Figure contents as structured data

--- START ---

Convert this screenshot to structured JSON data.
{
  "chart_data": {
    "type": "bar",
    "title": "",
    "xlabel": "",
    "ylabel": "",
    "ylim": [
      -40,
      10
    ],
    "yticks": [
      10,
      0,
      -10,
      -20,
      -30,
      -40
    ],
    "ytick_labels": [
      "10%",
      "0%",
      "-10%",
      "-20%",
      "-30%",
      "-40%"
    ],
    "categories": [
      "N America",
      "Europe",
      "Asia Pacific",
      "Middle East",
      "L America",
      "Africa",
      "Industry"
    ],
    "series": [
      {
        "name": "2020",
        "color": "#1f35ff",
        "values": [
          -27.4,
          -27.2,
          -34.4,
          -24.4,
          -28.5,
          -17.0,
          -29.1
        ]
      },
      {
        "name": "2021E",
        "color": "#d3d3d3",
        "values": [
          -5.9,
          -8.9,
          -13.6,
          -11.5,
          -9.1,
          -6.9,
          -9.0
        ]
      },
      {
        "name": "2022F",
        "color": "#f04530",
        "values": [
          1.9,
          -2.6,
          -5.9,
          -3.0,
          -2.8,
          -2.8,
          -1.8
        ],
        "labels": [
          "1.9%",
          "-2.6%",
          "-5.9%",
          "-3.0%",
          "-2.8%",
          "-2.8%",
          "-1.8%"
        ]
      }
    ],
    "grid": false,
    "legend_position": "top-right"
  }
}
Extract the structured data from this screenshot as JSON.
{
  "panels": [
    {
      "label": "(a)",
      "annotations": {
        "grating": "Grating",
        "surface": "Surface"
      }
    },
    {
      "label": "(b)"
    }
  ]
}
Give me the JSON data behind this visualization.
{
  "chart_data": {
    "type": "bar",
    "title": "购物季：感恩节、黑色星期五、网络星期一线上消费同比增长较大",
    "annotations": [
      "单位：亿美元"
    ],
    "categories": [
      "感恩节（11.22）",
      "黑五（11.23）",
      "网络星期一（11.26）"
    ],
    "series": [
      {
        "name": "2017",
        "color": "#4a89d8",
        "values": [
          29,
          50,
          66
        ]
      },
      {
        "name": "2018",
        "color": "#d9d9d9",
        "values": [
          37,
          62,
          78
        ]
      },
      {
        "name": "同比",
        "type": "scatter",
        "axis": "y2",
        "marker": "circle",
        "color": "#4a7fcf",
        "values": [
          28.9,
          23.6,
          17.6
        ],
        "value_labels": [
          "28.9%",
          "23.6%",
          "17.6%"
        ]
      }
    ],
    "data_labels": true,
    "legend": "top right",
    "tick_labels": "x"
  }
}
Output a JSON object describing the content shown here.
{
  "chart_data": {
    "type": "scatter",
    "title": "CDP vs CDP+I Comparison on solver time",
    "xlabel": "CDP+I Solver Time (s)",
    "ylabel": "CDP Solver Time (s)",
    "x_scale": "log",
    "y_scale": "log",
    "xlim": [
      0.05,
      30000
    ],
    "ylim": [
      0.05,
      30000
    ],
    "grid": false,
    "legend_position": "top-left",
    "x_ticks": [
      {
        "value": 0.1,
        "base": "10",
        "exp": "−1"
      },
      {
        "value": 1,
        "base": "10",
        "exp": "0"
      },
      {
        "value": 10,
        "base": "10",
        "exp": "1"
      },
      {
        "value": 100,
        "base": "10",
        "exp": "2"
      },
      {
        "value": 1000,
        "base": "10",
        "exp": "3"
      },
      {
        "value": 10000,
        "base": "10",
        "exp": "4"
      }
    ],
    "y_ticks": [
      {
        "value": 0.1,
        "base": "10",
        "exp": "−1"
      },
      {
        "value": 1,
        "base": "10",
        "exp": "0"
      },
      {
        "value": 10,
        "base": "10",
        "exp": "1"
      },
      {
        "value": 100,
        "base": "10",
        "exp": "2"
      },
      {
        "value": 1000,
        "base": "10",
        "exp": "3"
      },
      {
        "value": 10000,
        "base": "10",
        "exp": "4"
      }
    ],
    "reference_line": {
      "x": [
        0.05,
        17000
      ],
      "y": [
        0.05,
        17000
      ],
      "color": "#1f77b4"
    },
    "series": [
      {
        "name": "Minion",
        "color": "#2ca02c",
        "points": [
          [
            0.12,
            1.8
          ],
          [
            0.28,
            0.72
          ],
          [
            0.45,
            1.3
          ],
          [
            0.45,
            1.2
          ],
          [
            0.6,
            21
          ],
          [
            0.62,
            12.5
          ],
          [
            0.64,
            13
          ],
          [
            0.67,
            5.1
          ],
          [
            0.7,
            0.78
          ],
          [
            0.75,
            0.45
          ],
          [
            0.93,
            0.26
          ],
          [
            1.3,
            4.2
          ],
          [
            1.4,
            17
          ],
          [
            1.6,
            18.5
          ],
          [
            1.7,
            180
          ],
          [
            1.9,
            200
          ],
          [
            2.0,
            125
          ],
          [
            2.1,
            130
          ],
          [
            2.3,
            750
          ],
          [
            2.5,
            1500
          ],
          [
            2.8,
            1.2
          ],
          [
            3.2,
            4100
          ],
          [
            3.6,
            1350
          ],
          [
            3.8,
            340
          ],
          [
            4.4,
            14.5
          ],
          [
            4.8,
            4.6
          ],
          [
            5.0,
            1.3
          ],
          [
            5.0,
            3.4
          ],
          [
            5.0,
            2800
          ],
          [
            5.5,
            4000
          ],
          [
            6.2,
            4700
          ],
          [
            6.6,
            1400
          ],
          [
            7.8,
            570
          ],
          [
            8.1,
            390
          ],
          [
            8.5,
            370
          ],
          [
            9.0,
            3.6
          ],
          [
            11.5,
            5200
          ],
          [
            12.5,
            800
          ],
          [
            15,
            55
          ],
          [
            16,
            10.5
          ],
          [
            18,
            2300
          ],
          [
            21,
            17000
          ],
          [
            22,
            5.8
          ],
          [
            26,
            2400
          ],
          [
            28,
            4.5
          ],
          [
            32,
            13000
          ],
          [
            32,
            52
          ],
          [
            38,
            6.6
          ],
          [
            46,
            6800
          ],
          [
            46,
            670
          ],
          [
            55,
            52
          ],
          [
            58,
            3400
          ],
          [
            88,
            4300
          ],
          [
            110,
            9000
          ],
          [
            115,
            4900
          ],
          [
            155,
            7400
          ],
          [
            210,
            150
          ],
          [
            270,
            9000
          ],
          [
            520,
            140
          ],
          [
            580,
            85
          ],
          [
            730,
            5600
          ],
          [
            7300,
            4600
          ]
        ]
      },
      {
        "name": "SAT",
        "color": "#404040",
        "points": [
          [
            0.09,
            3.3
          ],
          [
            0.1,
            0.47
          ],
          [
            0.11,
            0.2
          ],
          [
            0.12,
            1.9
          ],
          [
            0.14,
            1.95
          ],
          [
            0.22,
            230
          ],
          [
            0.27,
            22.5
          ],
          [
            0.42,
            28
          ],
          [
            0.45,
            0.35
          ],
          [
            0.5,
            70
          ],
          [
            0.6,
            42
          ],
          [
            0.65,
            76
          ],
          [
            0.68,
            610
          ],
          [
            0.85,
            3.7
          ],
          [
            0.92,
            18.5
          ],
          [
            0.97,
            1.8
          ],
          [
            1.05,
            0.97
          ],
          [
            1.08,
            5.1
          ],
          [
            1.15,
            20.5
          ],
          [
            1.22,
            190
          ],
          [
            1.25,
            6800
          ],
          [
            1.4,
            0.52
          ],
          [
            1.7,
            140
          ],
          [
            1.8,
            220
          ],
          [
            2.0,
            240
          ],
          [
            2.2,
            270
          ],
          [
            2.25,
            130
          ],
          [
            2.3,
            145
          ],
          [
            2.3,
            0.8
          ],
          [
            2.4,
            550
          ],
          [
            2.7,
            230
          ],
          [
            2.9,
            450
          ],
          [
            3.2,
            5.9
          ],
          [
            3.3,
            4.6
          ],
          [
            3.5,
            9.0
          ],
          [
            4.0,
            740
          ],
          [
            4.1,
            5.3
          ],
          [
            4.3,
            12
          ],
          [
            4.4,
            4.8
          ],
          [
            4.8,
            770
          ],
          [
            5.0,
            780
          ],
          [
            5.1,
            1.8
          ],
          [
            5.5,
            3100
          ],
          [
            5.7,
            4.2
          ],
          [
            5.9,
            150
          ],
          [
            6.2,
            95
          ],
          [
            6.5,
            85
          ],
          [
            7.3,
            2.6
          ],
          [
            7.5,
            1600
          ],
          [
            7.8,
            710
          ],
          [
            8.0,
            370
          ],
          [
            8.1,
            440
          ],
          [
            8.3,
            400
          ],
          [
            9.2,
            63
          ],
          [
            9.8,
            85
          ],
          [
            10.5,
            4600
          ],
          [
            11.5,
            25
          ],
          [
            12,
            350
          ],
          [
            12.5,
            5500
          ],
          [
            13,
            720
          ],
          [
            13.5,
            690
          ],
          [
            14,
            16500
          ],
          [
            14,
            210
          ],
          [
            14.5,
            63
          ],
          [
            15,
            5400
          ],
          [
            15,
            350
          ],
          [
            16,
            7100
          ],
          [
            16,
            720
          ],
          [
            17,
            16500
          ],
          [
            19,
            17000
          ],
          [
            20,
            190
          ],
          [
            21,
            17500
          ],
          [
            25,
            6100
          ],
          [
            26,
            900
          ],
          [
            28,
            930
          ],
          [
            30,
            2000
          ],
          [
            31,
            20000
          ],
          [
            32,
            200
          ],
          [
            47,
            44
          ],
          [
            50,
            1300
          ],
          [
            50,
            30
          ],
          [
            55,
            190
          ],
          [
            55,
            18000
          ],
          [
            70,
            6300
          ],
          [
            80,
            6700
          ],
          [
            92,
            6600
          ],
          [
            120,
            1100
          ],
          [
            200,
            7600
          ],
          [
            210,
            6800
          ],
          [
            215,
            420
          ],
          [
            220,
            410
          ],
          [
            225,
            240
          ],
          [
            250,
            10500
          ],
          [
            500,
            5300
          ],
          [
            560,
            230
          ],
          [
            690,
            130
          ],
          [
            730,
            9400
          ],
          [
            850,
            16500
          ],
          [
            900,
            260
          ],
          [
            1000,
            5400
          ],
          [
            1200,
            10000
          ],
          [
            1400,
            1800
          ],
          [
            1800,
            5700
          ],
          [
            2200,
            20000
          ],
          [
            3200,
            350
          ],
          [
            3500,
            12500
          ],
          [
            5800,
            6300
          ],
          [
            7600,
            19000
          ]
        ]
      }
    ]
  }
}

--- END ---

**What this task involves:** Scan the listing above. Collect all lines with the word "right".

**Exercise solution:**
    "legend_position": "top-right"
    "legend": "top right",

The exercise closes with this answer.